▶ [Written request]:
Rewrite each line of the records below as one string in a JSON list, leaving out any blank lines.

* begin Record excerpts *

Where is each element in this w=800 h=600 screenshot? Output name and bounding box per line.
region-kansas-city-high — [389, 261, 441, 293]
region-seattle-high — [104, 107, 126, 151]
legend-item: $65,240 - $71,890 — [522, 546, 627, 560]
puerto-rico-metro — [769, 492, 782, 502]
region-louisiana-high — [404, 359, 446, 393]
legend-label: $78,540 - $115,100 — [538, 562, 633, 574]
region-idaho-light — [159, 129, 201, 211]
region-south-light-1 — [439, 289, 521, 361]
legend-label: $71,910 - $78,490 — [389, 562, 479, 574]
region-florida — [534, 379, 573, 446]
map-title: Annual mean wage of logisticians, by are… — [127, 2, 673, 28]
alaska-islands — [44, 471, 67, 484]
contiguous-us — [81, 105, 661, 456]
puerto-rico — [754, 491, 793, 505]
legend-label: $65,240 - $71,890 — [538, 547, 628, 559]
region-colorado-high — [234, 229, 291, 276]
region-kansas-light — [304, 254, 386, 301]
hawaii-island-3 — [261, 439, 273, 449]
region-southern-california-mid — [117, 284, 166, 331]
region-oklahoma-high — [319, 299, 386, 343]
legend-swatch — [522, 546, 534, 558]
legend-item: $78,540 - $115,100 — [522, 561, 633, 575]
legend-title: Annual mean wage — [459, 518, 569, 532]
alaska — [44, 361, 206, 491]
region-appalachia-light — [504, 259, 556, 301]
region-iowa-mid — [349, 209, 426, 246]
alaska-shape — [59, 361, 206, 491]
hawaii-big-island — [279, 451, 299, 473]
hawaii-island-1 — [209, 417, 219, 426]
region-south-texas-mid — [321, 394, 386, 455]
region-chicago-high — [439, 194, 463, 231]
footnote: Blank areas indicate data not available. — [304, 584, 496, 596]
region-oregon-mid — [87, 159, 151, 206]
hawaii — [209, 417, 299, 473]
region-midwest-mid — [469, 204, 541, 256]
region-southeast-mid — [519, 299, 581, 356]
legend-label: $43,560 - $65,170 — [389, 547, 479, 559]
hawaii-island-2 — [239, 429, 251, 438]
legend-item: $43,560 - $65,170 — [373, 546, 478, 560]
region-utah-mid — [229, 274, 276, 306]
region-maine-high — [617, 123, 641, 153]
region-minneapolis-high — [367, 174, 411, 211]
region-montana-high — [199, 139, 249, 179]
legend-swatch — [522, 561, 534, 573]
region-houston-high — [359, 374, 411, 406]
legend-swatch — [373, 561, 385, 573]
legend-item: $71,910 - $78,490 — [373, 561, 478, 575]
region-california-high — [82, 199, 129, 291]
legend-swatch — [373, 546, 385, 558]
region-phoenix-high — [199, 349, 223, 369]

* end Record excerpts *

▶ [Final answer]:
[
  "Where is each element in this w=800 h=600 screenshot? Output name and bounding box per line.",
  "region-kansas-city-high — [389, 261, 441, 293]",
  "region-seattle-high — [104, 107, 126, 151]",
  "legend-item: $65,240 - $71,890 — [522, 546, 627, 560]",
  "puerto-rico-metro — [769, 492, 782, 502]",
  "region-louisiana-high — [404, 359, 446, 393]",
  "legend-label: $78,540 - $115,100 — [538, 562, 633, 574]",
  "region-idaho-light — [159, 129, 201, 211]",
  "region-south-light-1 — [439, 289, 521, 361]",
  "legend-label: $71,910 - $78,490 — [389, 562, 479, 574]",
  "region-florida — [534, 379, 573, 446]",
  "map-title: Annual mean wage of logisticians, by are… — [127, 2, 673, 28]",
  "alaska-islands — [44, 471, 67, 484]",
  "contiguous-us — [81, 105, 661, 456]",
  "puerto-rico — [754, 491, 793, 505]",
  "legend-label: $65,240 - $71,890 — [538, 547, 628, 559]",
  "region-colorado-high — [234, 229, 291, 276]",
  "region-kansas-light — [304, 254, 386, 301]",
  "hawaii-island-3 — [261, 439, 273, 449]",
  "region-southern-california-mid — [117, 284, 166, 331]",
  "region-oklahoma-high — [319, 299, 386, 343]",
  "legend-swatch — [522, 546, 534, 558]",
  "legend-item: $78,540 - $115,100 — [522, 561, 633, 575]",
  "legend-title: Annual mean wage — [459, 518, 569, 532]",
  "alaska — [44, 361, 206, 491]",
  "region-appalachia-light — [504, 259, 556, 301]",
  "region-iowa-mid — [349, 209, 426, 246]",
  "alaska-shape — [59, 361, 206, 491]",
  "hawaii-big-island — [279, 451, 299, 473]",
  "hawaii-island-1 — [209, 417, 219, 426]",
  "region-south-texas-mid — [321, 394, 386, 455]",
  "region-chicago-high — [439, 194, 463, 231]",
  "footnote: Blank areas indicate data not available. — [304, 584, 496, 596]",
  "region-oregon-mid — [87, 159, 151, 206]",
  "hawaii — [209, 417, 299, 473]",
  "region-midwest-mid — [469, 204, 541, 256]",
  "region-southeast-mid — [519, 299, 581, 356]",
  "legend-label: $43,560 - $65,170 — [389, 547, 479, 559]",
  "hawaii-island-2 — [239, 429, 251, 438]",
  "legend-item: $43,560 - $65,170 — [373, 546, 478, 560]",
  "region-utah-mid — [229, 274, 276, 306]",
  "region-maine-high — [617, 123, 641, 153]",
  "region-minneapolis-high — [367, 174, 411, 211]",
  "region-montana-high — [199, 139, 249, 179]",
  "legend-swatch — [522, 561, 534, 573]",
  "region-houston-high — [359, 374, 411, 406]",
  "legend-swatch — [373, 561, 385, 573]",
  "legend-item: $71,910 - $78,490 — [373, 561, 478, 575]",
  "region-california-high — [82, 199, 129, 291]",
  "legend-swatch — [373, 546, 385, 558]",
  "region-phoenix-high — [199, 349, 223, 369]"
]